* [Exercise details]
Search the records for "Instagram" and copy each line that holds it.

* [Dataset extract]
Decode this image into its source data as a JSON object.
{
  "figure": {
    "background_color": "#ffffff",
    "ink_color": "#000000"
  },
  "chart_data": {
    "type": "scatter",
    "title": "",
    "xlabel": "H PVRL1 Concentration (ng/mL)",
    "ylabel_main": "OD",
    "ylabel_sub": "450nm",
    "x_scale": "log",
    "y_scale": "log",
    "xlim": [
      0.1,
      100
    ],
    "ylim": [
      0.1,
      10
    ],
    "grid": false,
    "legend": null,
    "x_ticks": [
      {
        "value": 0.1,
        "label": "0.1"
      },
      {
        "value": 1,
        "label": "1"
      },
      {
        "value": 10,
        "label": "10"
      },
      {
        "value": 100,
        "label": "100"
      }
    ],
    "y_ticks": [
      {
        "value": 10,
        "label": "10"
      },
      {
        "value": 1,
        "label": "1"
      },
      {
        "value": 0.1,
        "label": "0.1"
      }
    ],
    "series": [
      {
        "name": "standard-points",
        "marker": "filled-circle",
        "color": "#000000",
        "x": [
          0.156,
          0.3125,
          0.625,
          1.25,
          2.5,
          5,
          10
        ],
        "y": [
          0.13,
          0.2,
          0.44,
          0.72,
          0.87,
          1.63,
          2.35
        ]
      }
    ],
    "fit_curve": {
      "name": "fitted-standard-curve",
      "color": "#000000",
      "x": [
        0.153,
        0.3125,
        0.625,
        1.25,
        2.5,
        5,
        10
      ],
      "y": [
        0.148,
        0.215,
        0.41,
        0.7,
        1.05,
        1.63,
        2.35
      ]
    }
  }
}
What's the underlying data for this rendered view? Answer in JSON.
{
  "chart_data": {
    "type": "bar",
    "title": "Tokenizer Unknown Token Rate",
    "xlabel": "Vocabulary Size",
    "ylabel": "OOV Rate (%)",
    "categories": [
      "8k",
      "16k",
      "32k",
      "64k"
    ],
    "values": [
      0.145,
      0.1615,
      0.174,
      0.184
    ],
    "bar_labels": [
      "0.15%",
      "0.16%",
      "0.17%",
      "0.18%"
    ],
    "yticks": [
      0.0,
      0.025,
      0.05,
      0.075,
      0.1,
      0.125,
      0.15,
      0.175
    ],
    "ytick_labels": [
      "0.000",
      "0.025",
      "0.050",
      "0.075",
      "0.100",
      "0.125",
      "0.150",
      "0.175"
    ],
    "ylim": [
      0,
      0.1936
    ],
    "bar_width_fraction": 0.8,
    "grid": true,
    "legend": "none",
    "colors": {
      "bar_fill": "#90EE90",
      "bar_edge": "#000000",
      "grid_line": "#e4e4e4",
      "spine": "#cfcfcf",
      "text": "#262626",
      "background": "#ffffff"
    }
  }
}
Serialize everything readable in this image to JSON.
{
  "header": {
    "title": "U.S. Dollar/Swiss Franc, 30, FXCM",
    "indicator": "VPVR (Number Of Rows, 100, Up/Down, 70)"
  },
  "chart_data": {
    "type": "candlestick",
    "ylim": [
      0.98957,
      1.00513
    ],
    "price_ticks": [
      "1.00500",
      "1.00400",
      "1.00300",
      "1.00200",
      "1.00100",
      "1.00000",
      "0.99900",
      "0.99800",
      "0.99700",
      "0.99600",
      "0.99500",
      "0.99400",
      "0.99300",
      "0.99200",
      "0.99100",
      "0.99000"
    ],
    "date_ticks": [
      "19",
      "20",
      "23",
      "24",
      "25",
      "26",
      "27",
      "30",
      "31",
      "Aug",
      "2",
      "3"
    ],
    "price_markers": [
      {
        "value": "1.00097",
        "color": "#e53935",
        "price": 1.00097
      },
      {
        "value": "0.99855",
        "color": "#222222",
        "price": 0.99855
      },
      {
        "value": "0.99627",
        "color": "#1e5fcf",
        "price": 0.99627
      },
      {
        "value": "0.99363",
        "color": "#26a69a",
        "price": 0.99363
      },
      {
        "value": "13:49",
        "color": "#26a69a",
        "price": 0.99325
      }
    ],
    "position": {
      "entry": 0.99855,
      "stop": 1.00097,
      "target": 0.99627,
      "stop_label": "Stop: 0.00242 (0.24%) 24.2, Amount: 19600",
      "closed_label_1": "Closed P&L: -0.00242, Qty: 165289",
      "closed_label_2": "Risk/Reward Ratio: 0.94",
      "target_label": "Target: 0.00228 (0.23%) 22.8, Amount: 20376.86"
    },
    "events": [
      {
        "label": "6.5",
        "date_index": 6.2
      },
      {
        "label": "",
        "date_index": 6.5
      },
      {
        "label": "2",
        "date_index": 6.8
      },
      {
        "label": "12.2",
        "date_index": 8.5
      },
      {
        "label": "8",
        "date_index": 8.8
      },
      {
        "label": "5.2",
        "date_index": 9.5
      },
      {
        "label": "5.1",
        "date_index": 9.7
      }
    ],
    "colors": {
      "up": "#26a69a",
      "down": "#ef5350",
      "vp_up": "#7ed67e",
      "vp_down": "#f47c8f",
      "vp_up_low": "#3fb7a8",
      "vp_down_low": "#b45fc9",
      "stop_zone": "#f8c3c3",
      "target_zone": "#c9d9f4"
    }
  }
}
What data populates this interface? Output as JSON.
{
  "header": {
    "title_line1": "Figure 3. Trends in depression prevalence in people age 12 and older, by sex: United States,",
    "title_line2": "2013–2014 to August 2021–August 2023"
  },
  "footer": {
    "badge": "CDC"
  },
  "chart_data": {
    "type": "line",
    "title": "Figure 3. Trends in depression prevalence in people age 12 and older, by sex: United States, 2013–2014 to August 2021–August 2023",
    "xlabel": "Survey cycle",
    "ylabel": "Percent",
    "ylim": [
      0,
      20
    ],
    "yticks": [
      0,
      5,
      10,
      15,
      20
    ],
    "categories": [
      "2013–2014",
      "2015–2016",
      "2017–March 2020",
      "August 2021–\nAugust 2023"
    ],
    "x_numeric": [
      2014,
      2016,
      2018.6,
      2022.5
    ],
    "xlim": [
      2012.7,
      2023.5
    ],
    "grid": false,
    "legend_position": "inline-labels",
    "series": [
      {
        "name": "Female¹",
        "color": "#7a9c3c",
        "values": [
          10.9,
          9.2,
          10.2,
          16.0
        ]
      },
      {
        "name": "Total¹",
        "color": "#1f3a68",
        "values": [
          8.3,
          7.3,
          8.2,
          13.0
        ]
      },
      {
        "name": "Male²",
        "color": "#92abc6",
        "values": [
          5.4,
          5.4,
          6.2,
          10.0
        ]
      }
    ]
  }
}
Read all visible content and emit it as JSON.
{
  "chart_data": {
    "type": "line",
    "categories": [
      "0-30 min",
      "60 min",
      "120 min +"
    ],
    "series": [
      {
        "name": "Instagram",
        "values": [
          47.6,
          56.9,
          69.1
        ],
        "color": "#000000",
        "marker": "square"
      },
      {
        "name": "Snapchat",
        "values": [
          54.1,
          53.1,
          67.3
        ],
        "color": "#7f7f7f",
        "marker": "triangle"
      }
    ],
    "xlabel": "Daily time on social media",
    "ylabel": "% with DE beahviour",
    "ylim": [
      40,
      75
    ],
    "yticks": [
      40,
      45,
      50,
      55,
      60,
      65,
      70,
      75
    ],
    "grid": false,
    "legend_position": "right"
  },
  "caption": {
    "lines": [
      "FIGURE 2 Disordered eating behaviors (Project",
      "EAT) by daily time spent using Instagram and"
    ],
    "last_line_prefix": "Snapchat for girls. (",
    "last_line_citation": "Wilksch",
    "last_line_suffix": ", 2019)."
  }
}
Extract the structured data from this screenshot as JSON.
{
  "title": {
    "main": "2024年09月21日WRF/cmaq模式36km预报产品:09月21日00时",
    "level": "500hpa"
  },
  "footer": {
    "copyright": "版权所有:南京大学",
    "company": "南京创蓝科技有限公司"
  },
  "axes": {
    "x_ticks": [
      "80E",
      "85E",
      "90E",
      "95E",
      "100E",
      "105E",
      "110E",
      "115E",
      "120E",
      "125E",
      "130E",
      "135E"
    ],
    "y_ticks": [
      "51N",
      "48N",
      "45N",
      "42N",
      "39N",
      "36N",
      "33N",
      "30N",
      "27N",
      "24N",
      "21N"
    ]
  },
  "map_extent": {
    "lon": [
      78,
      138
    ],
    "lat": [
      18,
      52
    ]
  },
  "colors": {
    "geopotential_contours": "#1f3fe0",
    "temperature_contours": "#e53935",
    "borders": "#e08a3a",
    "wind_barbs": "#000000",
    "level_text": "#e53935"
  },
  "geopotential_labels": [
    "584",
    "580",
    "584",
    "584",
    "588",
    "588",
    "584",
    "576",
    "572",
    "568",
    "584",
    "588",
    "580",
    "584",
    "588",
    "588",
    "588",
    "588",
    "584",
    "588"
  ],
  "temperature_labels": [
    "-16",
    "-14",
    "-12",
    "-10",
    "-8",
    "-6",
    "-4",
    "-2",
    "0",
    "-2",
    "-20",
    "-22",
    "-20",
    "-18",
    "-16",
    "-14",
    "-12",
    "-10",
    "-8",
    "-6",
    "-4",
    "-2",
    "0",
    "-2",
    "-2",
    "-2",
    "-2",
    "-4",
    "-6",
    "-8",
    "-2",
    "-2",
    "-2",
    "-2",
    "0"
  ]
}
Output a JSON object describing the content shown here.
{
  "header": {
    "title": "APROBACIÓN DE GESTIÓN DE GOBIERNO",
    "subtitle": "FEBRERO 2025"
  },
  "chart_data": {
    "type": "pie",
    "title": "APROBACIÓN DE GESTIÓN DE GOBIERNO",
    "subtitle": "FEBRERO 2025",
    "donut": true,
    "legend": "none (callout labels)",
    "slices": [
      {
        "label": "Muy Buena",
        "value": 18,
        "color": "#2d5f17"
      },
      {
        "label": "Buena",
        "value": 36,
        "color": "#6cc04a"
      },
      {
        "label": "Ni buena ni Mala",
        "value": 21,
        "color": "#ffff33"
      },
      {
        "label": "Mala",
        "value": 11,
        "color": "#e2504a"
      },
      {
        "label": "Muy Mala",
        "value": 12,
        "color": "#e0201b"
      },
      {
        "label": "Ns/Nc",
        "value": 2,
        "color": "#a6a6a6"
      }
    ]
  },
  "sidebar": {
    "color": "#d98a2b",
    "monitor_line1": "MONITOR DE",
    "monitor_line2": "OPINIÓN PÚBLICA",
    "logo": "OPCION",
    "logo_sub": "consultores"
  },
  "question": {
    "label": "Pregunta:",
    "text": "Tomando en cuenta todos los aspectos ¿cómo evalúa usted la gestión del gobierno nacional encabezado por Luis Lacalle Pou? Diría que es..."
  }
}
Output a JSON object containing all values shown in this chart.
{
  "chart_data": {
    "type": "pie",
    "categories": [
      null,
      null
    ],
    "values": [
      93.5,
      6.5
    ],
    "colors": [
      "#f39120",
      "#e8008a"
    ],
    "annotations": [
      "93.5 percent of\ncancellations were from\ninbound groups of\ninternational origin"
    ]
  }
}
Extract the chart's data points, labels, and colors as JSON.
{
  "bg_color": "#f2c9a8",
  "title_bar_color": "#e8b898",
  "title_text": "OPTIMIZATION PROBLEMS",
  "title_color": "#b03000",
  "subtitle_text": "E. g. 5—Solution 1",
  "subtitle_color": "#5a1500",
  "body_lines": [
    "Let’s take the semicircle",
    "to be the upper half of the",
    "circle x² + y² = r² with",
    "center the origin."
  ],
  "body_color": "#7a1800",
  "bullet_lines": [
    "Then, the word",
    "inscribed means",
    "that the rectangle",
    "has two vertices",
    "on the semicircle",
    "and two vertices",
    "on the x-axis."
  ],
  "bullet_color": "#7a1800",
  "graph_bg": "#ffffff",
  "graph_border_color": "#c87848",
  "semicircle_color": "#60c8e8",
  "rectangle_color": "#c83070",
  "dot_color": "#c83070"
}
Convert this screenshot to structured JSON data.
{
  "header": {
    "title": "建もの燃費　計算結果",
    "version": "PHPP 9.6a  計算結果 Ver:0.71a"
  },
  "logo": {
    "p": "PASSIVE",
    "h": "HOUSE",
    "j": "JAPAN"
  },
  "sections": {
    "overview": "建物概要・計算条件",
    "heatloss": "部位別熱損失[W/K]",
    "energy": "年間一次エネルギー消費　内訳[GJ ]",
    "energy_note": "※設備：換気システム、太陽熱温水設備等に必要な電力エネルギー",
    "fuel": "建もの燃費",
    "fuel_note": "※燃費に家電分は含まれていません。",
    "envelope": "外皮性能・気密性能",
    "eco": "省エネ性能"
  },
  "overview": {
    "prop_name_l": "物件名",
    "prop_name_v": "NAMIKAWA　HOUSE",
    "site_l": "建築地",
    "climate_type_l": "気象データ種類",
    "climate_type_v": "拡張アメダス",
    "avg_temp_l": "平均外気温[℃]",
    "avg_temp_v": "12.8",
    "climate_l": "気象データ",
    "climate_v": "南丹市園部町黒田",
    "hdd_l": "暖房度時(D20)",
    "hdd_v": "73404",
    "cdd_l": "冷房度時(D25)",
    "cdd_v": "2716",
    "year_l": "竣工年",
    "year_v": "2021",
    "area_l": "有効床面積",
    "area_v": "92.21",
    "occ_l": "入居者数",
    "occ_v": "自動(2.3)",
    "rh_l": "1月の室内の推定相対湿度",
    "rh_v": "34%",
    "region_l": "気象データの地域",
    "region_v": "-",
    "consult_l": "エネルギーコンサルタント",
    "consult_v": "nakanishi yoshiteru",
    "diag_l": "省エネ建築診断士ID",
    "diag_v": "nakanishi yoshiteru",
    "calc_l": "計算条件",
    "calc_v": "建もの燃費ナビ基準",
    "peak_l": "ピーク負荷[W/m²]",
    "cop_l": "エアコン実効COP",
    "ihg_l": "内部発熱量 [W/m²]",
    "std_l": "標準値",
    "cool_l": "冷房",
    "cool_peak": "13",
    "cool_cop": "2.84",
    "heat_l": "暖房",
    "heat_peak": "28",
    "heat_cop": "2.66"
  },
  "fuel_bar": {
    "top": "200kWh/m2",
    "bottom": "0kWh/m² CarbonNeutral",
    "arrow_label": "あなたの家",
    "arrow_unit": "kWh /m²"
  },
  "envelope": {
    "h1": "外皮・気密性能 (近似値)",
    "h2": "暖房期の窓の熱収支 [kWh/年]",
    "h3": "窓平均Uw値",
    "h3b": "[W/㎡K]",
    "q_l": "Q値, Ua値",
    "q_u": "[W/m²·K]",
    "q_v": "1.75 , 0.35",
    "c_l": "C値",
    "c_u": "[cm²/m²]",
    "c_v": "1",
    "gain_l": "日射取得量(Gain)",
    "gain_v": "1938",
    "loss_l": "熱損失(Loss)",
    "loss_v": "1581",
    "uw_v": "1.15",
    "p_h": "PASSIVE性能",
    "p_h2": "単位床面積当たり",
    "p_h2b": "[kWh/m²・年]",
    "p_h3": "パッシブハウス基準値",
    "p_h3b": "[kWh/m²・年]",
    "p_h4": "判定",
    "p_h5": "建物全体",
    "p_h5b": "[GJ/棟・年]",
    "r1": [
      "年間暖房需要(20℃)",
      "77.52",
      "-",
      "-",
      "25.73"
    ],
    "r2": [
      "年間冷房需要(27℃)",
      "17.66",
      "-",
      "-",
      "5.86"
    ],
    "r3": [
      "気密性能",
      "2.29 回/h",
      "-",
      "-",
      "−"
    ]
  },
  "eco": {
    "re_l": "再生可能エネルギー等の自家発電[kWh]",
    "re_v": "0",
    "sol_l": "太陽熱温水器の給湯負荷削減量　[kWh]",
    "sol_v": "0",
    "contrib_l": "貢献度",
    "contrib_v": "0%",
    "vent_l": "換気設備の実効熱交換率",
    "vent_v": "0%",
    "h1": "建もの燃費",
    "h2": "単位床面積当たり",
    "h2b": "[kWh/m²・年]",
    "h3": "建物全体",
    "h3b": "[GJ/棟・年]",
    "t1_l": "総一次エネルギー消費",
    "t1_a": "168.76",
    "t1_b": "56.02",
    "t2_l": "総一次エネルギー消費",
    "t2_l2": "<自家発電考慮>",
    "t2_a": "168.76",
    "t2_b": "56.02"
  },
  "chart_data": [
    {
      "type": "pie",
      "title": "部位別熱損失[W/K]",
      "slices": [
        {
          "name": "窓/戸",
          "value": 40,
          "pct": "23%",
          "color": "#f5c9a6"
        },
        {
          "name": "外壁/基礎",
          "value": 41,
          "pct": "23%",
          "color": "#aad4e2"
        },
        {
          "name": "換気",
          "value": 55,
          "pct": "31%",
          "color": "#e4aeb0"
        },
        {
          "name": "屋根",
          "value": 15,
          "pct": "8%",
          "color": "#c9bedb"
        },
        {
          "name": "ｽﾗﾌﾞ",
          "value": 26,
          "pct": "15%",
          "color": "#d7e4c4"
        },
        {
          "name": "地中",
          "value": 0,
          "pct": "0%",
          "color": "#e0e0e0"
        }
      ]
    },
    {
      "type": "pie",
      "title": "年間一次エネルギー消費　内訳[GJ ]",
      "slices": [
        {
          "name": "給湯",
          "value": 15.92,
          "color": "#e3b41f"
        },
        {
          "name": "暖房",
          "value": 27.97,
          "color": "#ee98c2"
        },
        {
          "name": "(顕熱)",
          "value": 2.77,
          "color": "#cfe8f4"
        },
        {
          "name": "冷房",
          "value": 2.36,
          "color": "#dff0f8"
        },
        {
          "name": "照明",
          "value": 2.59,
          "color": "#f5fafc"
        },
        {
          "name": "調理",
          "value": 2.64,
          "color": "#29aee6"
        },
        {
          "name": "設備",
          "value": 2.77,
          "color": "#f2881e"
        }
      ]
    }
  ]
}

* [Exercise answer]
        "name": "Instagram",
      "EAT) by daily time spent using Instagram and"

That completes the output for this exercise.